* begin Records shown *

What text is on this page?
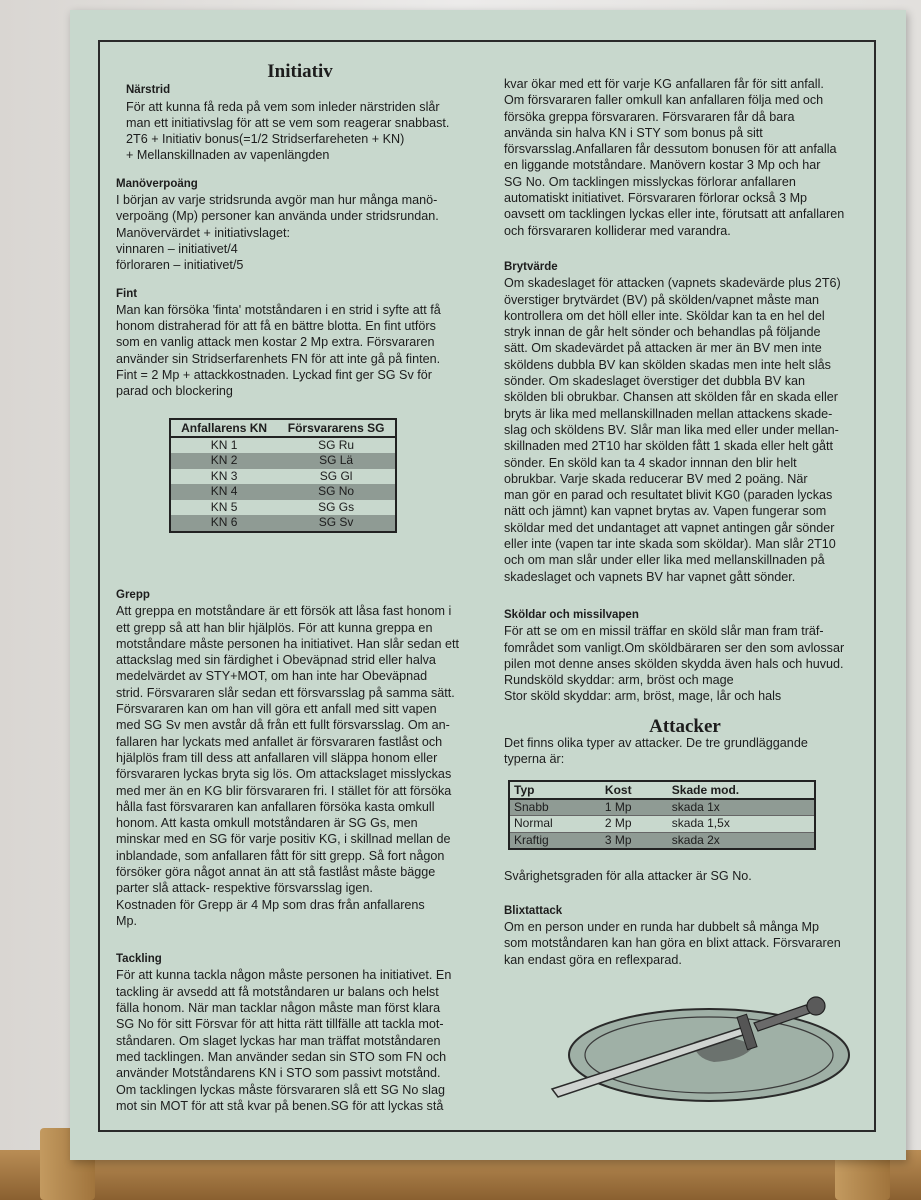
Initiativ

Närstrid

För att kunna få reda på vem som inleder närstriden slår

man ett initiativslag för att se vem som reagerar snabbast.

2T6 + Initiativ bonus(=1/2 Stridserfareheten + KN)

+ Mellanskillnaden av vapenlängden

Manöverpoäng

I början av varje stridsrunda avgör man hur många manö-

verpoäng (Mp) personer kan använda under stridsrundan.

Manövervärdet + initiativslaget:

vinnaren – initiativet/4

förloraren – initiativet/5

Fint

Man kan försöka 'finta' motståndaren i en strid i syfte att få

honom distraherad för att få en bättre blotta. En fint utförs

som en vanlig attack men kostar 2 Mp extra. Försvararen

använder sin Stridserfarenhets FN för att inte gå på finten.

Fint = 2 Mp + attackkostnaden. Lyckad fint ger SG Sv för

parad och blockering

Anfallarens KN	Försvararens SG
KN 1	SG Ru
KN 2	SG Lä
KN 3	SG Gl
KN 4	SG No
KN 5	SG Gs
KN 6	SG Sv

Grepp

Att greppa en motståndare är ett försök att låsa fast honom i

ett grepp så att han blir hjälplös. För att kunna greppa en

motståndare måste personen ha initiativet. Han slår sedan ett

attackslag med sin färdighet i Obeväpnad strid eller halva

medelvärdet av STY+MOT, om han inte har Obeväpnad

strid. Försvararen slår sedan ett försvarsslag på samma sätt.

Försvararen kan om han vill göra ett anfall med sitt vapen

med SG Sv men avstår då från ett fullt försvarsslag. Om an-

fallaren har lyckats med anfallet är försvararen fastlåst och

hjälplös fram till dess att anfallaren vill släppa honom eller

försvararen lyckas bryta sig lös. Om attackslaget misslyckas

med mer än en KG blir försvararen fri. I stället för att försöka

hålla fast försvararen kan anfallaren försöka kasta omkull

honom. Att kasta omkull motståndaren är SG Gs, men

minskar med en SG för varje positiv KG, i skillnad mellan de

inblandade, som anfallaren fått för sitt grepp. Så fort någon

försöker göra något annat än att stå fastlåst måste bägge

parter slå attack- respektive försvarsslag igen.

Kostnaden för Grepp är 4 Mp som dras från anfallarens

Mp.

Tackling

För att kunna tackla någon måste personen ha initiativet. En

tackling är avsedd att få motståndaren ur balans och helst

fälla honom. När man tacklar någon måste man först klara

SG No för sitt Försvar för att hitta rätt tillfälle att tackla mot-

ståndaren. Om slaget lyckas har man träffat motståndaren

med tacklingen. Man använder sedan sin STO som FN och

använder Motståndarens KN i STO som passivt motstånd.

Om tacklingen lyckas måste försvararen slå ett SG No slag

mot sin MOT för att stå kvar på benen.SG för att lyckas stå

kvar ökar med ett för varje KG anfallaren får för sitt anfall.

Om försvararen faller omkull kan anfallaren följa med och

försöka greppa försvararen. Försvararen får då bara

använda sin halva KN i STY som bonus på sitt

försvarsslag.Anfallaren får dessutom bonusen för att anfalla

en liggande motståndare. Manövern kostar 3 Mp och har

SG No. Om tacklingen misslyckas förlorar anfallaren

automatiskt initiativet. Försvararen förlorar också 3 Mp

oavsett om tacklingen lyckas eller inte, förutsatt att anfallaren

och försvararen kolliderar med varandra.

Brytvärde

Om skadeslaget för attacken (vapnets skadevärde plus 2T6)

överstiger brytvärdet (BV) på skölden/vapnet måste man

kontrollera om det höll eller inte. Sköldar kan ta en hel del

stryk innan de går helt sönder och behandlas på följande

sätt. Om skadevärdet på attacken är mer än BV men inte

sköldens dubbla BV kan skölden skadas men inte helt slås

sönder. Om skadeslaget överstiger det dubbla BV kan

skölden bli obrukbar. Chansen att skölden får en skada eller

bryts är lika med mellanskillnaden mellan attackens skade-

slag och sköldens BV. Slår man lika med eller under mellan-

skillnaden med 2T10 har skölden fått 1 skada eller helt gått

sönder. En sköld kan ta 4 skador innnan den blir helt

obrukbar. Varje skada reducerar BV med 2 poäng. När

man gör en parad och resultatet blivit KG0 (paraden lyckas

nätt och jämnt) kan vapnet brytas av. Vapen fungerar som

sköldar med det undantaget att vapnet antingen går sönder

eller inte (vapen tar inte skada som sköldar). Man slår 2T10

och om man slår under eller lika med mellanskillnaden på

skadeslaget och vapnets BV har vapnet gått sönder.

Sköldar och missilvapen

För att se om en missil träffar en sköld slår man fram träf-

fområdet som vanligt.Om sköldbäraren ser den som avlossar

pilen mot denne anses skölden skydda även hals och huvud.

Rundsköld skyddar: arm, bröst och mage

Stor sköld skyddar: arm, bröst, mage, lår och hals

Attacker

Det finns olika typer av attacker. De tre grundläggande

typerna är:

Typ	Kost	Skade mod.
Snabb	1 Mp	skada 1x
Normal	2 Mp	skada 1,5x
Kraftig	3 Mp	skada 2x

Svårighetsgraden för alla attacker är SG No.

Blixtattack

Om en person under en runda har dubbelt så många Mp

som motståndaren kan han göra en blixt attack. Försvararen

kan endast göra en reflexparad.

* end Records shown *

Across the records above, count the lines holding "greppa" and reply with that number alone.

3